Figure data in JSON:
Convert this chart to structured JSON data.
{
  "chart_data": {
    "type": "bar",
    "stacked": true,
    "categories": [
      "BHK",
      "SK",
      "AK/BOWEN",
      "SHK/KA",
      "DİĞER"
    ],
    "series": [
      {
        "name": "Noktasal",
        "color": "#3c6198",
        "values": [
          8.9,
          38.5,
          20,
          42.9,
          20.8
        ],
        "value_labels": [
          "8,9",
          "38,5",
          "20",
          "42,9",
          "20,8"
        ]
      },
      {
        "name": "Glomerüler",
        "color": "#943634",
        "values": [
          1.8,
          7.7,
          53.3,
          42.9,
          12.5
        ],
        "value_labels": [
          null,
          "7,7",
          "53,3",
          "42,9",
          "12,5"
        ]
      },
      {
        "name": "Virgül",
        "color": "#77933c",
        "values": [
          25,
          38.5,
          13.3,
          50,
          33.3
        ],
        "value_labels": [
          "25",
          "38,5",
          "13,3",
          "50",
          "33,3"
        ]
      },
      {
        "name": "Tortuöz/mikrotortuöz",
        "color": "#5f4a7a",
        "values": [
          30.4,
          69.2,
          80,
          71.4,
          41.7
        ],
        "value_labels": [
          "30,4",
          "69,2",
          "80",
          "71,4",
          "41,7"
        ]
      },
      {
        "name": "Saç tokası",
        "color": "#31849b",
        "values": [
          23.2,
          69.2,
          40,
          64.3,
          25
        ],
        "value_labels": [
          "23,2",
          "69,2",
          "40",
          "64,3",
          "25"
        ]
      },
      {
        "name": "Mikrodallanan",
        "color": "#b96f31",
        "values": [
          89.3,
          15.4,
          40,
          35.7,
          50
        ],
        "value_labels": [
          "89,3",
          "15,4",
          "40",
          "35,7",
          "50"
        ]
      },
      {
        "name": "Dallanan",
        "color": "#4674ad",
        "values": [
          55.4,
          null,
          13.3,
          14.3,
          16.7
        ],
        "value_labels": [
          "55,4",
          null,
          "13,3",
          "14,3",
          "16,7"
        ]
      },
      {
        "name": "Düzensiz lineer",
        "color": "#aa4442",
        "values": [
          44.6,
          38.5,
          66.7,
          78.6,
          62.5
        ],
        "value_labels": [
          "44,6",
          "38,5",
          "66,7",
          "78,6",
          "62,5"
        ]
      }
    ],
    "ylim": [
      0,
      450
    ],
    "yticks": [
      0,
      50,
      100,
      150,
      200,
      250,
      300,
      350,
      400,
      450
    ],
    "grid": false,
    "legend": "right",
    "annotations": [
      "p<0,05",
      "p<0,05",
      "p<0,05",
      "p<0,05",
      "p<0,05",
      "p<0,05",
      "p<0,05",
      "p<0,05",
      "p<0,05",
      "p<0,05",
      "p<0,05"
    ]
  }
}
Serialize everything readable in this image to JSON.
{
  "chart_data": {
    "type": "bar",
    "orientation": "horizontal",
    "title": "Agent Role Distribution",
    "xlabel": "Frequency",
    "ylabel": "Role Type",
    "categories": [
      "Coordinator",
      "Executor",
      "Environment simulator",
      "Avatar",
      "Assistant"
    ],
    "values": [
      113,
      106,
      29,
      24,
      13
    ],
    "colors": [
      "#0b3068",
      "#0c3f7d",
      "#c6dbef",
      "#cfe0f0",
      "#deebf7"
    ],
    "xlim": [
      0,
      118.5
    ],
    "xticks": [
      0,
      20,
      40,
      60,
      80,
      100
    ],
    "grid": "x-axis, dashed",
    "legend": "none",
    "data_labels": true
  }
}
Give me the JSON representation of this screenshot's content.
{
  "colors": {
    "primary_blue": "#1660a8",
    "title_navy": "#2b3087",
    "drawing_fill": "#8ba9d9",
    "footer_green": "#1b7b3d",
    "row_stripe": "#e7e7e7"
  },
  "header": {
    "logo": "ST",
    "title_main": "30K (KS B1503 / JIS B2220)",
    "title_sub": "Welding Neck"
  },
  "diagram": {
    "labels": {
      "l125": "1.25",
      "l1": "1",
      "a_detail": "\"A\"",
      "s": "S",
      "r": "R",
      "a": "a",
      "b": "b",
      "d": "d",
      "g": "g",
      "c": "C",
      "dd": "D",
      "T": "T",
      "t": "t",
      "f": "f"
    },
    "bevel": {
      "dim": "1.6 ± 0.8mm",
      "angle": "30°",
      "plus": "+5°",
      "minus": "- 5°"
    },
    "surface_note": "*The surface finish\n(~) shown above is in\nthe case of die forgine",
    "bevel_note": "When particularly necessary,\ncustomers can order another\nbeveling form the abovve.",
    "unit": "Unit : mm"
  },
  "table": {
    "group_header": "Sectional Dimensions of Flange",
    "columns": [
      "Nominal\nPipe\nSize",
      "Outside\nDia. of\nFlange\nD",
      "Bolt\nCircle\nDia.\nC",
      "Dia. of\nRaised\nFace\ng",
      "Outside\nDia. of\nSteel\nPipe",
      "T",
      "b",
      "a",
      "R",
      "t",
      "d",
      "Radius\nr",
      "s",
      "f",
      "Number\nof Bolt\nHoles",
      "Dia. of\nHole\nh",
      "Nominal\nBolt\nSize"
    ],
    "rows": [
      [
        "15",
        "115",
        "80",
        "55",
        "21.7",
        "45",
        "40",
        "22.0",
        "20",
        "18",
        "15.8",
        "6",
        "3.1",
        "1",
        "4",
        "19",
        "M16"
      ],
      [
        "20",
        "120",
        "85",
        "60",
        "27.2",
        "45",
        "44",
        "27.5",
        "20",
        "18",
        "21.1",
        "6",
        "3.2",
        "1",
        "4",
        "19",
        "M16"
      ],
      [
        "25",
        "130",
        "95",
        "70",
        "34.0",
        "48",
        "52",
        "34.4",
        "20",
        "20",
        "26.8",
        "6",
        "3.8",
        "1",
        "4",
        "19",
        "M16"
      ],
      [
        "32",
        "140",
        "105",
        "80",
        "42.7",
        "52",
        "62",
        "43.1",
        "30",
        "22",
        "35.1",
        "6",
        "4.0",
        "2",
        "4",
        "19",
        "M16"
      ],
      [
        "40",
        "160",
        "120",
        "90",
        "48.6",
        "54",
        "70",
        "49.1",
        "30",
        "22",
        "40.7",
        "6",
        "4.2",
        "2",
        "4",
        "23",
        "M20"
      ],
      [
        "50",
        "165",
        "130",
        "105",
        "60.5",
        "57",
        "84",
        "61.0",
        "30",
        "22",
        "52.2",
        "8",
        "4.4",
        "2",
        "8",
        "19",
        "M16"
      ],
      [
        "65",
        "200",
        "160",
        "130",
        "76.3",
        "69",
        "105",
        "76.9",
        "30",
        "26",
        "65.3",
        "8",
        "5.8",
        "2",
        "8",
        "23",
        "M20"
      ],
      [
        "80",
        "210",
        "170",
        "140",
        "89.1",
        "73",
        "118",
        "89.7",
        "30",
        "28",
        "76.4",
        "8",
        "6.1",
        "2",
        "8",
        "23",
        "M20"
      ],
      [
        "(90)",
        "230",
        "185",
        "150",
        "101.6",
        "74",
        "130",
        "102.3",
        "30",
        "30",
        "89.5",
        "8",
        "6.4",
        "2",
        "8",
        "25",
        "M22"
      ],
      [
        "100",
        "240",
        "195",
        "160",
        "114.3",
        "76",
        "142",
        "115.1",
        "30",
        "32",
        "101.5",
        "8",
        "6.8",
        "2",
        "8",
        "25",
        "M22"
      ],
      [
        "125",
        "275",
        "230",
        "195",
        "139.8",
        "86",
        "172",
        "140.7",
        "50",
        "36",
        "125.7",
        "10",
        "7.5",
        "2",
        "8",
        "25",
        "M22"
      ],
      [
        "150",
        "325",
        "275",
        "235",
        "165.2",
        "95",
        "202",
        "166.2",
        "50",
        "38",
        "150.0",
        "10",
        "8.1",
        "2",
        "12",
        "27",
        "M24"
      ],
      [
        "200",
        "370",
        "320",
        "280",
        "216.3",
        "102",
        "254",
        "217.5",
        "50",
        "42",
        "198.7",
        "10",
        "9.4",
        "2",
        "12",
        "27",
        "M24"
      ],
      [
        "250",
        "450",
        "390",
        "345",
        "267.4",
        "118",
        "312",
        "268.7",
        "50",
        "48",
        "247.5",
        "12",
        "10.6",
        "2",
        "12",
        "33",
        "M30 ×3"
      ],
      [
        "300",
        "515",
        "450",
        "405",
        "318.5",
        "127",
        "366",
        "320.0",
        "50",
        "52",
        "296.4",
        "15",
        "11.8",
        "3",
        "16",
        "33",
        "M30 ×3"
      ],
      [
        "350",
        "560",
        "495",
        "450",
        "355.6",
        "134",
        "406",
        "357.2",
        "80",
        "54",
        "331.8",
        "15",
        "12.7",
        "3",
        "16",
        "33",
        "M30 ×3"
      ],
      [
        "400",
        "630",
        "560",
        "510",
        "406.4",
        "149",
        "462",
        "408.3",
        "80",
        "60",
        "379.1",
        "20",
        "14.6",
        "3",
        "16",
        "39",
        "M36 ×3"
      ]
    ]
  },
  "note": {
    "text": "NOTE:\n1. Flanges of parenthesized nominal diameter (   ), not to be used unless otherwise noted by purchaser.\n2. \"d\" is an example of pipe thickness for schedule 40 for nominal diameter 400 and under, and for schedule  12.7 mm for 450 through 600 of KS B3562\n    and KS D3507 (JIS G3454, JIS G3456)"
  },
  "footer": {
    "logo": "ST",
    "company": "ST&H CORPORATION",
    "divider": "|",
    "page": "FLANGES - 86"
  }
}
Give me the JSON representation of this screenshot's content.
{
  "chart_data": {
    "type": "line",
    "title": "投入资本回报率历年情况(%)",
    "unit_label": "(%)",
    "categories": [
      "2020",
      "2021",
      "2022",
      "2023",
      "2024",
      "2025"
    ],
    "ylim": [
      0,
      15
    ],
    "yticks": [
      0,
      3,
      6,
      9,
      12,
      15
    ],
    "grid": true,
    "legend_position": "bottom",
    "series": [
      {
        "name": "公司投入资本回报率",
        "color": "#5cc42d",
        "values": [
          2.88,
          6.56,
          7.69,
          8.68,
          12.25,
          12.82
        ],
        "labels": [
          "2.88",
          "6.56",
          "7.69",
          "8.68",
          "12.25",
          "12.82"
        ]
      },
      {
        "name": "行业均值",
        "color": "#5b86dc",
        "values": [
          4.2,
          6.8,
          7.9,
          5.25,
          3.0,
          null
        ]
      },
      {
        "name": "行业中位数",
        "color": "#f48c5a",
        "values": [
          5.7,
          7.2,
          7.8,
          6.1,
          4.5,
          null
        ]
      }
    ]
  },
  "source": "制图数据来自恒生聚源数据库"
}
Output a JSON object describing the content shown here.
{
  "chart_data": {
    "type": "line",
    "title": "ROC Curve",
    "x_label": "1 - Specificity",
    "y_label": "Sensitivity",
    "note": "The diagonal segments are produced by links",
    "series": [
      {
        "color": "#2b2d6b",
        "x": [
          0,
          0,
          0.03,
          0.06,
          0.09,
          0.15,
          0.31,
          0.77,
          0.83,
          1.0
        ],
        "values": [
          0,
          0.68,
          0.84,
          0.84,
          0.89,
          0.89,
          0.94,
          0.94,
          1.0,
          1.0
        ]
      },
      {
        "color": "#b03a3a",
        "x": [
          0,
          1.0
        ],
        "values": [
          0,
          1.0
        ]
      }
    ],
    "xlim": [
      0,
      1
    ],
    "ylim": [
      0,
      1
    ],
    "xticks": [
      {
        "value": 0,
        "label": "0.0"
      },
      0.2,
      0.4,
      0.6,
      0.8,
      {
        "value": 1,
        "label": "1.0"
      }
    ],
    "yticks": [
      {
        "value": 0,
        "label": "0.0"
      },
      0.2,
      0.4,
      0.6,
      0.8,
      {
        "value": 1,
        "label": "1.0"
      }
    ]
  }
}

DIRECTIVE:
Give only the number of lines that include the word "nPipe".

RIGHT ANSWER:
2